## Begin DATA
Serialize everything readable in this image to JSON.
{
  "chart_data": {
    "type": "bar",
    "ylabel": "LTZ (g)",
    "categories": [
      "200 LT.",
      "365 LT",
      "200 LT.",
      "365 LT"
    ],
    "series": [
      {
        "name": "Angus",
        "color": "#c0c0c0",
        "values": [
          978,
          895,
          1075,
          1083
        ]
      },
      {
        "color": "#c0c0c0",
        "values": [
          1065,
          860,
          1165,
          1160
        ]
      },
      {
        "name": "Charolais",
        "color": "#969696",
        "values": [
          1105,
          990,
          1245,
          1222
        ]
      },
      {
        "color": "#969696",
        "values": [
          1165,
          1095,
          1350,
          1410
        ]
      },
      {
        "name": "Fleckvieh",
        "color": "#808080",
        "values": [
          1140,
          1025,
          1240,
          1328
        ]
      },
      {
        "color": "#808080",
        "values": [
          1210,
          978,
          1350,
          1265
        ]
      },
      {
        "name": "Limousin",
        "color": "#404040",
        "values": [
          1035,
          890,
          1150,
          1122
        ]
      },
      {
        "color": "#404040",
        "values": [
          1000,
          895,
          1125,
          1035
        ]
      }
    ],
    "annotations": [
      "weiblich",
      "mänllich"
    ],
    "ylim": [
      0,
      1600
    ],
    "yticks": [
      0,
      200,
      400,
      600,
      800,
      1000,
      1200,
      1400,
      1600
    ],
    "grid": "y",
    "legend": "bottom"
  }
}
## End DATA
### AIM OF THE EXERCISE
Reproduce the full listing above, character for character.

### RESPONSE FOR THIS EXERCISE
Serialize everything readable in this image to JSON.
{
  "chart_data": {
    "type": "bar",
    "ylabel": "LTZ (g)",
    "categories": [
      "200 LT.",
      "365 LT",
      "200 LT.",
      "365 LT"
    ],
    "series": [
      {
        "name": "Angus",
        "color": "#c0c0c0",
        "values": [
          978,
          895,
          1075,
          1083
        ]
      },
      {
        "color": "#c0c0c0",
        "values": [
          1065,
          860,
          1165,
          1160
        ]
      },
      {
        "name": "Charolais",
        "color": "#969696",
        "values": [
          1105,
          990,
          1245,
          1222
        ]
      },
      {
        "color": "#969696",
        "values": [
          1165,
          1095,
          1350,
          1410
        ]
      },
      {
        "name": "Fleckvieh",
        "color": "#808080",
        "values": [
          1140,
          1025,
          1240,
          1328
        ]
      },
      {
        "color": "#808080",
        "values": [
          1210,
          978,
          1350,
          1265
        ]
      },
      {
        "name": "Limousin",
        "color": "#404040",
        "values": [
          1035,
          890,
          1150,
          1122
        ]
      },
      {
        "color": "#404040",
        "values": [
          1000,
          895,
          1125,
          1035
        ]
      }
    ],
    "annotations": [
      "weiblich",
      "mänllich"
    ],
    "ylim": [
      0,
      1600
    ],
    "yticks": [
      0,
      200,
      400,
      600,
      800,
      1000,
      1200,
      1400,
      1600
    ],
    "grid": "y",
    "legend": "bottom"
  }
}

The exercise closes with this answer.